— start of Data extract —

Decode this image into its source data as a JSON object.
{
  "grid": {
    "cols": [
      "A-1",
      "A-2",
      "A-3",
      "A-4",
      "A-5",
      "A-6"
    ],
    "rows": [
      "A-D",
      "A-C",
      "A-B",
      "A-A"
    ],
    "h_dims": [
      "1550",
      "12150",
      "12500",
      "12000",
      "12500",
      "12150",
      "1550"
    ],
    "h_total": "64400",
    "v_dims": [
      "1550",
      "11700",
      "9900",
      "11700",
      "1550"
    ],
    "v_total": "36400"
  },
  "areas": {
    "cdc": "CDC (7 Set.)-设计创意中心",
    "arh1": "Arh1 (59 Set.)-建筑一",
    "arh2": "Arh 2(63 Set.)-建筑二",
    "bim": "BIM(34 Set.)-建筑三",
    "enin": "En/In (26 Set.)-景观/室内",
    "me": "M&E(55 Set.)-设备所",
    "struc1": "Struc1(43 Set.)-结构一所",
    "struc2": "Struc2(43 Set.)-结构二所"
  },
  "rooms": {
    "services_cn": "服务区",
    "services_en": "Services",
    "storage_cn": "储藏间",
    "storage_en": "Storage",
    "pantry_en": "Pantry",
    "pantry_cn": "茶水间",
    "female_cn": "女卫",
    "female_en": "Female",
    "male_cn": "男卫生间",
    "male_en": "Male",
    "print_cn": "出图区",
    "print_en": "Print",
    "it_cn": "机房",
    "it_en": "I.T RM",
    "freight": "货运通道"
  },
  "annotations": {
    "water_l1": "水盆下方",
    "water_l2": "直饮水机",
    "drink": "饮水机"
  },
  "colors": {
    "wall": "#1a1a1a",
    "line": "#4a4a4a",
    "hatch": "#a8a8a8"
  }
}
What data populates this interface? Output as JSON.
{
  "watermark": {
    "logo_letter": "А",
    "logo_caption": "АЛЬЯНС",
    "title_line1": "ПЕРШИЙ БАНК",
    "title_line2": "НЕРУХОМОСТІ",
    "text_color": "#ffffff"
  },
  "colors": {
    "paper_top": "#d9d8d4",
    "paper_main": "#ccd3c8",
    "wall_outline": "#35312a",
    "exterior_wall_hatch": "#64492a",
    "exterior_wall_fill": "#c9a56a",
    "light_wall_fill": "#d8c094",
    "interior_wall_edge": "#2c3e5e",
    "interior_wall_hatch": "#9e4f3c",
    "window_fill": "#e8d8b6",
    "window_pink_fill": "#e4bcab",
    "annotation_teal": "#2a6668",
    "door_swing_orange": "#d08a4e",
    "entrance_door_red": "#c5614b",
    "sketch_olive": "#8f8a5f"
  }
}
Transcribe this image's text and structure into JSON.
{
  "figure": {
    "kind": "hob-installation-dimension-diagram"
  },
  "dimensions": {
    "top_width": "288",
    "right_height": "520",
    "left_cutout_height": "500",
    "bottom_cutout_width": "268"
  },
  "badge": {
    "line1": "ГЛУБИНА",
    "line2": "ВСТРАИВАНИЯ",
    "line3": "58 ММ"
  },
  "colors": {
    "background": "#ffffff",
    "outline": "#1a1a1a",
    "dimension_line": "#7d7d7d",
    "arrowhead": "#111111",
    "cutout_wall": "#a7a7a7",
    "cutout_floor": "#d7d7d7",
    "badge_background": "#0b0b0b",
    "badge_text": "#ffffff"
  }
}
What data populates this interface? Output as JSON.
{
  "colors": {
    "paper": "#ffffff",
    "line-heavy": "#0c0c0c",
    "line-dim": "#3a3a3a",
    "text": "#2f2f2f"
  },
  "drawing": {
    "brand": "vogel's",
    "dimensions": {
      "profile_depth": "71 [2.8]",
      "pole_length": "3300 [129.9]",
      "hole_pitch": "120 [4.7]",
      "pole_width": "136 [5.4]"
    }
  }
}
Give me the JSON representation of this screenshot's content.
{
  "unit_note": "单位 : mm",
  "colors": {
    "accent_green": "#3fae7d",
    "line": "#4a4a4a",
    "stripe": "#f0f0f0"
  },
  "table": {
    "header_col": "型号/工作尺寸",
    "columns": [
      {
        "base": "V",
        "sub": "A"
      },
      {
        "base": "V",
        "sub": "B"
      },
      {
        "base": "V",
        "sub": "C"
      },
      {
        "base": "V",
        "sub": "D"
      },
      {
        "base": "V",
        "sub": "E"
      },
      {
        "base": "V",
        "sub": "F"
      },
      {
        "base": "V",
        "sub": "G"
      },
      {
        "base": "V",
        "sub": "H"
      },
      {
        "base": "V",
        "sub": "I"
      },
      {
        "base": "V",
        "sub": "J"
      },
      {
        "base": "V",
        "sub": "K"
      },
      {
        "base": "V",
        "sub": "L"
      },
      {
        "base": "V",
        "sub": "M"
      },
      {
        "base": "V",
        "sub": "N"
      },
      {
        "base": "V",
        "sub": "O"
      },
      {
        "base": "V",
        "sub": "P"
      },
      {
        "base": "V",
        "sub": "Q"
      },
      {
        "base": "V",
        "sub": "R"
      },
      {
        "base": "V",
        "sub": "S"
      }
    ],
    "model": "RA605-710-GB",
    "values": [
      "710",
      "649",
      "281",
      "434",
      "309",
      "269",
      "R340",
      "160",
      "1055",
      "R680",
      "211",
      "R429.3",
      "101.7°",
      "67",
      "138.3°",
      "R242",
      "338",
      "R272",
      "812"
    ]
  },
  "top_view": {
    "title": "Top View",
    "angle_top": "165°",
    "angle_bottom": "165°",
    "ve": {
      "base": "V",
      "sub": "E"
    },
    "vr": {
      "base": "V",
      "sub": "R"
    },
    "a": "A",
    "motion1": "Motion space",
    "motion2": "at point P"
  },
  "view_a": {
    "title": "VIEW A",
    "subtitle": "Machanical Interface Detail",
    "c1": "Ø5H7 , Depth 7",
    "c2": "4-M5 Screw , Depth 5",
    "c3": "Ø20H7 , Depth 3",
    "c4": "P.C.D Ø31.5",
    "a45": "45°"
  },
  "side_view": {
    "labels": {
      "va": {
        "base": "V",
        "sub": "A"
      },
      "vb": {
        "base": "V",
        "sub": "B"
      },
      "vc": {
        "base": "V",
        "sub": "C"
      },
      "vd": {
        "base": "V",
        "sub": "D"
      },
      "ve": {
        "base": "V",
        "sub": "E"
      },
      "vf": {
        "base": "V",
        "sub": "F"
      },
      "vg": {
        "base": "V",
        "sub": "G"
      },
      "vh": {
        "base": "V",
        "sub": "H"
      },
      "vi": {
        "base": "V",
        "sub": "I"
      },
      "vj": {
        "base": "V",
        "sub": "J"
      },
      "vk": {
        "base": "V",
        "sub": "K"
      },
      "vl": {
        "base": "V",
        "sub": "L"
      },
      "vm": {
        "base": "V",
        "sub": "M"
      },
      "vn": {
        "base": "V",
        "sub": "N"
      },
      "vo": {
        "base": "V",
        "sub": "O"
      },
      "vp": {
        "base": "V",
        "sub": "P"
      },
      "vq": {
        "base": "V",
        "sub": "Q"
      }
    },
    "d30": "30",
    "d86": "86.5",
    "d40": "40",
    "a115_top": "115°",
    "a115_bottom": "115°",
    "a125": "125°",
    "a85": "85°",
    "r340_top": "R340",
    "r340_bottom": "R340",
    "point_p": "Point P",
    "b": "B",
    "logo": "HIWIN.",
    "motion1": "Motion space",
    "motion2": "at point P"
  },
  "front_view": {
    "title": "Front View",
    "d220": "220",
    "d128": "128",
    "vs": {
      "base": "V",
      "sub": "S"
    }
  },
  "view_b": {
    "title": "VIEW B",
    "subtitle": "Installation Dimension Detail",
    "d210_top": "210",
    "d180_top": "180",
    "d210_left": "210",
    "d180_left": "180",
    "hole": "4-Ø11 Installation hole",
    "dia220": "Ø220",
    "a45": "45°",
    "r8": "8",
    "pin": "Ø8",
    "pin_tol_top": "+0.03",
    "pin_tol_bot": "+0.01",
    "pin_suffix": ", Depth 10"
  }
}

— end of Data extract —

--- Exercise prompt ---
Above are the records. Copy every line in them holding "this".

--- Output ---
Decode this image into its source data as a JSON object.
What data populates this interface? Output as JSON.
Transcribe this image's text and structure into JSON.
What data populates this interface? Output as JSON.
Give me the JSON representation of this screenshot's content.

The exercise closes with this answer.